### Aim
Make a tally of the lines in the records that include the string "table", and give only that number.

Collected data entries
==========
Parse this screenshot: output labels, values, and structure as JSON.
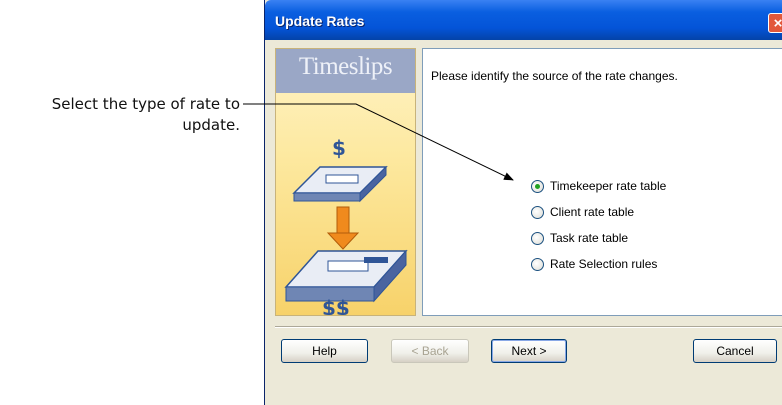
{
  "callout": {
    "line1": "Select the type of rate to",
    "line2": "update."
  },
  "dialog": {
    "title": "Update Rates",
    "close_glyph": "×",
    "logo_text": "Timeslips",
    "sidebar_symbols": {
      "top": "$",
      "bottom": "$$"
    },
    "prompt": "Please identify the source of the rate changes.",
    "options": [
      {
        "label": "Timekeeper rate table",
        "checked": true
      },
      {
        "label": "Client rate table",
        "checked": false
      },
      {
        "label": "Task rate table",
        "checked": false
      },
      {
        "label": "Rate Selection rules",
        "checked": false
      }
    ],
    "buttons": {
      "help": "Help",
      "back": "< Back",
      "next": "Next >",
      "cancel": "Cancel"
    }
  },
  "colors": {
    "titlebar": "#0454d8",
    "close": "#e2583b",
    "radio_dot": "#21a121",
    "sidebar": "#f7d26a",
    "logo_band": "#9aa7c6",
    "arrow": "#f08a1d",
    "dollar": "#2f5597"
  }
}
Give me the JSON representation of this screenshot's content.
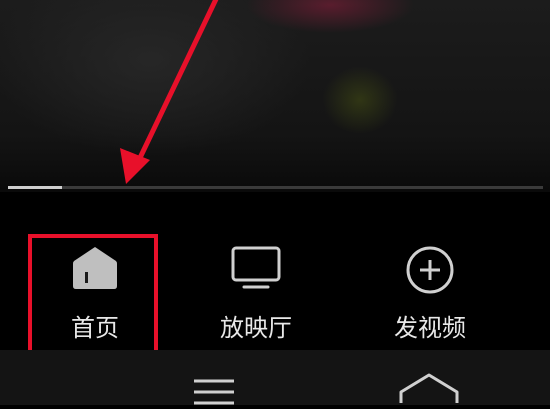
{
  "player": {
    "progress_percent": 10
  },
  "tabs": [
    {
      "label": "首页",
      "icon": "home-icon",
      "active": true
    },
    {
      "label": "放映厅",
      "icon": "tv-icon",
      "active": false
    },
    {
      "label": "发视频",
      "icon": "plus-circle-icon",
      "active": false
    }
  ],
  "annotation": {
    "color": "#e8102a"
  },
  "system_nav": {
    "icons": [
      "menu-icon",
      "home-outline-icon"
    ]
  }
}
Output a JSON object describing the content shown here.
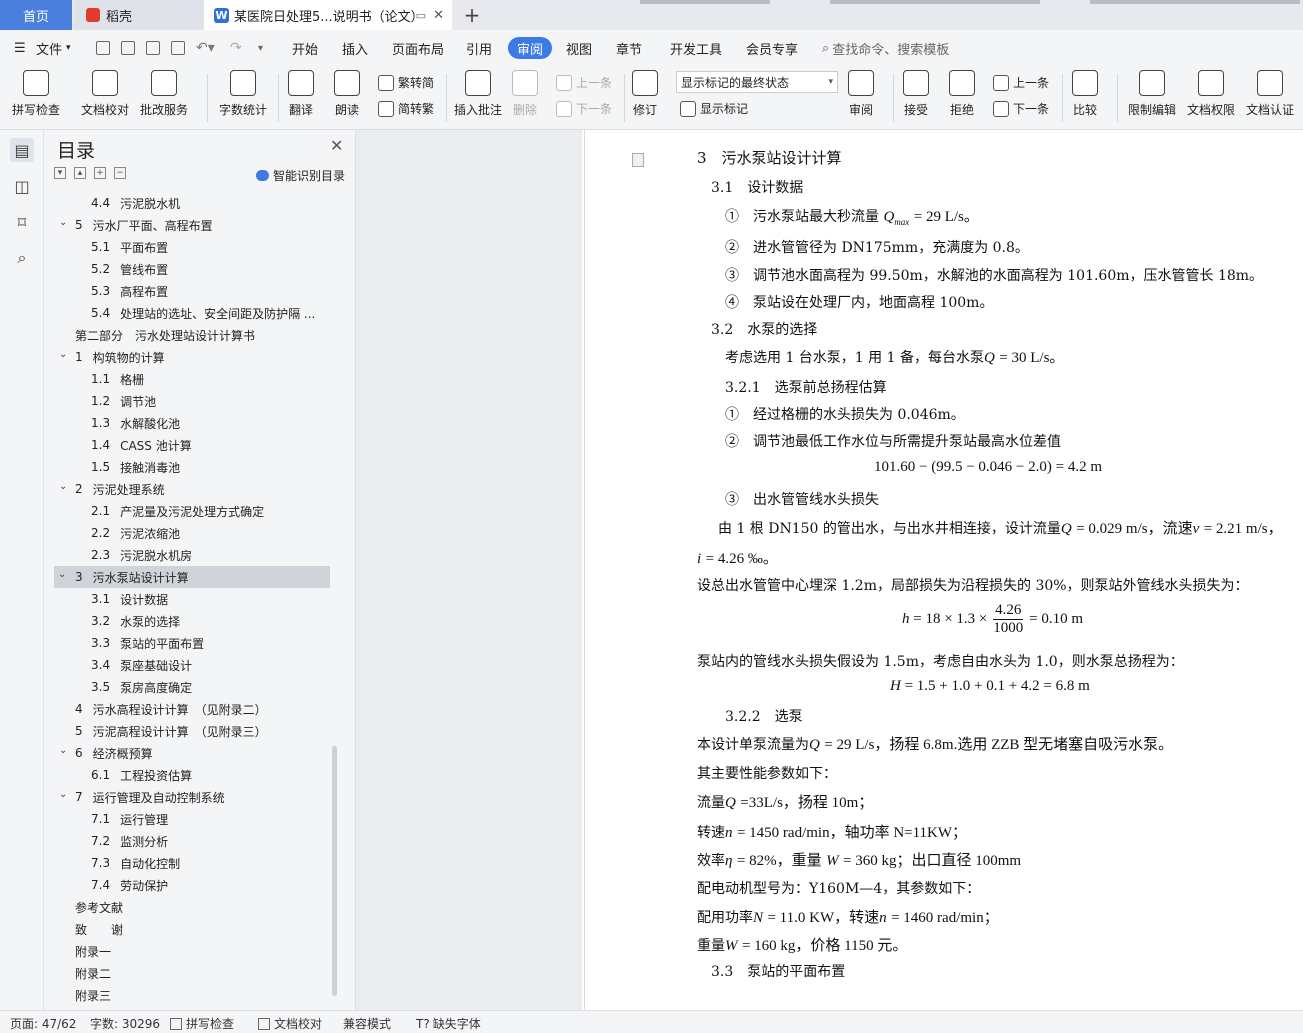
{
  "tabs": {
    "home": "首页",
    "wps": "稻壳",
    "doc": "某医院日处理5...说明书（论文）",
    "plus": "+"
  },
  "menu": {
    "file": "文件",
    "items": [
      "开始",
      "插入",
      "页面布局",
      "引用",
      "审阅",
      "视图",
      "章节",
      "开发工具",
      "会员专享"
    ],
    "selected": "审阅",
    "search": "查找命令、搜索模板"
  },
  "ribbon": {
    "spell": "拼写检查",
    "proof": "文档校对",
    "batch": "批改服务",
    "wordcount": "字数统计",
    "translate": "翻译",
    "read": "朗读",
    "to_trad": "繁转简",
    "to_simp": "简转繁",
    "insert_comment": "插入批注",
    "delete": "删除",
    "prev": "上一条",
    "next": "下一条",
    "revise": "修订",
    "markup_dropdown": "显示标记的最终状态",
    "show_markup": "显示标记",
    "review": "审阅",
    "accept": "接受",
    "reject": "拒绝",
    "prev2": "上一条",
    "next2": "下一条",
    "compare": "比较",
    "restrict": "限制编辑",
    "rights": "文档权限",
    "certify": "文档认证"
  },
  "toc": {
    "title": "目录",
    "smart": "智能识别目录",
    "items": [
      {
        "num": "4.4",
        "text": "污泥脱水机"
      },
      {
        "num": "5",
        "text": "污水厂平面、高程布置"
      },
      {
        "num": "5.1",
        "text": "平面布置"
      },
      {
        "num": "5.2",
        "text": "管线布置"
      },
      {
        "num": "5.3",
        "text": "高程布置"
      },
      {
        "num": "5.4",
        "text": "处理站的选址、安全间距及防护隔 ..."
      },
      {
        "num": "",
        "text": "第二部分　污水处理站设计计算书"
      },
      {
        "num": "1",
        "text": "构筑物的计算"
      },
      {
        "num": "1.1",
        "text": "格栅"
      },
      {
        "num": "1.2",
        "text": "调节池"
      },
      {
        "num": "1.3",
        "text": "水解酸化池"
      },
      {
        "num": "1.4",
        "text": "CASS 池计算"
      },
      {
        "num": "1.5",
        "text": "接触消毒池"
      },
      {
        "num": "2",
        "text": "污泥处理系统"
      },
      {
        "num": "2.1",
        "text": "产泥量及污泥处理方式确定"
      },
      {
        "num": "2.2",
        "text": "污泥浓缩池"
      },
      {
        "num": "2.3",
        "text": "污泥脱水机房"
      },
      {
        "num": "3",
        "text": "污水泵站设计计算"
      },
      {
        "num": "3.1",
        "text": "设计数据"
      },
      {
        "num": "3.2",
        "text": "水泵的选择"
      },
      {
        "num": "3.3",
        "text": "泵站的平面布置"
      },
      {
        "num": "3.4",
        "text": "泵座基础设计"
      },
      {
        "num": "3.5",
        "text": "泵房高度确定"
      },
      {
        "num": "4",
        "text": "污水高程设计计算　（见附录二）"
      },
      {
        "num": "5",
        "text": "污泥高程设计计算　（见附录三）"
      },
      {
        "num": "6",
        "text": "经济概预算"
      },
      {
        "num": "6.1",
        "text": "工程投资估算"
      },
      {
        "num": "7",
        "text": "运行管理及自动控制系统"
      },
      {
        "num": "7.1",
        "text": "运行管理"
      },
      {
        "num": "7.2",
        "text": "监测分析"
      },
      {
        "num": "7.3",
        "text": "自动化控制"
      },
      {
        "num": "7.4",
        "text": "劳动保护"
      },
      {
        "num": "",
        "text": "参考文献"
      },
      {
        "num": "",
        "text": "致　　谢"
      },
      {
        "num": "",
        "text": "附录一"
      },
      {
        "num": "",
        "text": "附录二"
      },
      {
        "num": "",
        "text": "附录三"
      }
    ]
  },
  "doc": {
    "h3": "3　污水泵站设计计算",
    "h31": "3.1　设计数据",
    "p1a": "①　污水泵站最大秒流量",
    "p1b": "= 29 L/s。",
    "p2": "②　进水管管径为 DN175mm，充满度为 0.8。",
    "p3": "③　调节池水面高程为 99.50m，水解池的水面高程为 101.60m，压水管管长 18m。",
    "p4": "④　泵站设在处理厂内，地面高程 100m。",
    "h32": "3.2　水泵的选择",
    "p5a": "考虑选用 1 台水泵，1 用 1 备，每台水泵",
    "p5b": "= 30 L/s。",
    "h321": "3.2.1　选泵前总扬程估算",
    "p6": "①　经过格栅的水头损失为 0.046m。",
    "p7": "②　调节池最低工作水位与所需提升泵站最高水位差值",
    "f1": "101.60 − (99.5 − 0.046 − 2.0) = 4.2 m",
    "p8": "③　出水管管线水头损失",
    "p9a": "由 1 根 DN150 的管出水，与出水井相连接，设计流量",
    "p9b": "= 0.029 m/s，流速",
    "p9c": "= 2.21 m/s，",
    "p10": "= 4.26 ‰。",
    "p11": "设总出水管管中心埋深 1.2m，局部损失为沿程损失的 30%，则泵站外管线水头损失为：",
    "f2a": "= 18 × 1.3 ×",
    "f2num": "4.26",
    "f2den": "1000",
    "f2b": "= 0.10 m",
    "p12": "泵站内的管线水头损失假设为 1.5m，考虑自由水头为 1.0，则水泵总扬程为：",
    "f3": "= 1.5 + 1.0 + 0.1 + 4.2 = 6.8 m",
    "h322": "3.2.2　选泵",
    "p13a": "本设计单泵流量为",
    "p13b": "= 29 L/s，扬程 6.8m.选用 ZZB 型无堵塞自吸污水泵。",
    "p14": "其主要性能参数如下：",
    "p15a": "流量",
    "p15b": "=33L/s，扬程 10m；",
    "p16a": "转速",
    "p16b": "= 1450 rad/min，轴功率 N=11KW；",
    "p17a": "效率",
    "p17b": "= 82%，重量",
    "p17c": "= 360 kg；出口直径 100mm",
    "p18": "配电动机型号为：Y160M—4，其参数如下：",
    "p19a": "配用功率",
    "p19b": "= 11.0 KW，转速",
    "p19c": "= 1460 rad/min；",
    "p20a": "重量",
    "p20b": "= 160 kg，价格 1150 元。",
    "h33": "3.3　泵站的平面布置"
  },
  "status": {
    "page": "页面: 47/62",
    "words": "字数: 30296",
    "spell": "拼写检查",
    "proof": "文档校对",
    "compat": "兼容模式",
    "missing_font": "缺失字体"
  }
}
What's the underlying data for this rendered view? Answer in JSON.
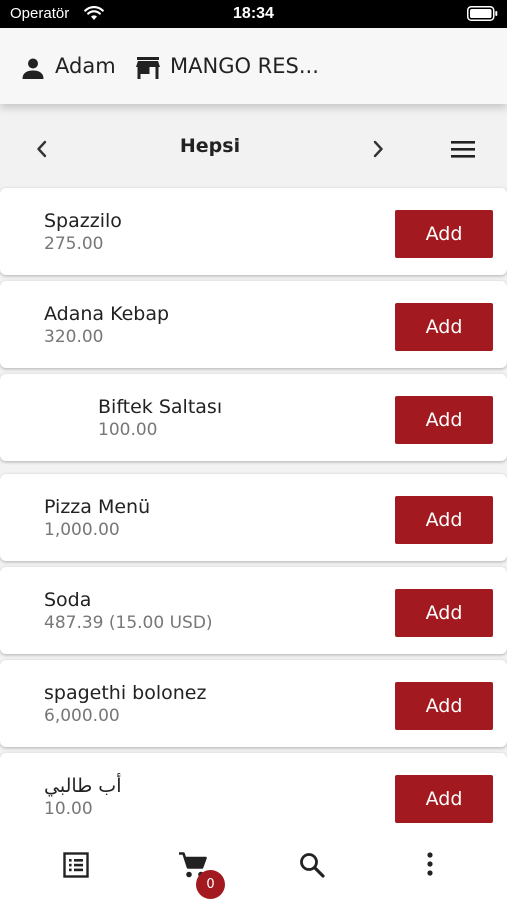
{
  "status_bar": {
    "carrier": "Operatör",
    "time": "18:34"
  },
  "header": {
    "user_name": "Adam",
    "store_name": "MANGO RES..."
  },
  "category_bar": {
    "title": "Hepsi"
  },
  "products": [
    {
      "name": "Spazzilo",
      "price": "275.00",
      "button": "Add"
    },
    {
      "name": "Adana Kebap",
      "price": "320.00",
      "button": "Add"
    },
    {
      "name": "Biftek Saltası",
      "price": "100.00",
      "button": "Add"
    },
    {
      "name": "Pizza Menü",
      "price": "1,000.00",
      "button": "Add"
    },
    {
      "name": "Soda",
      "price": "487.39 (15.00 USD)",
      "button": "Add"
    },
    {
      "name": "spagethi bolonez",
      "price": "6,000.00",
      "button": "Add"
    },
    {
      "name": "أب طالبي",
      "price": "10.00",
      "button": "Add"
    }
  ],
  "bottom_nav": {
    "cart_count": "0"
  },
  "icons": {
    "user": "person-icon",
    "store": "store-icon",
    "prev": "chevron-left-icon",
    "next": "chevron-right-icon",
    "menu": "hamburger-menu-icon",
    "orders": "list-icon",
    "cart": "shopping-cart-icon",
    "search": "search-icon",
    "more": "more-vertical-icon"
  },
  "colors": {
    "accent": "#a21a1f",
    "price_text": "#777777",
    "background": "#f2f2f2"
  }
}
==========
### The output
3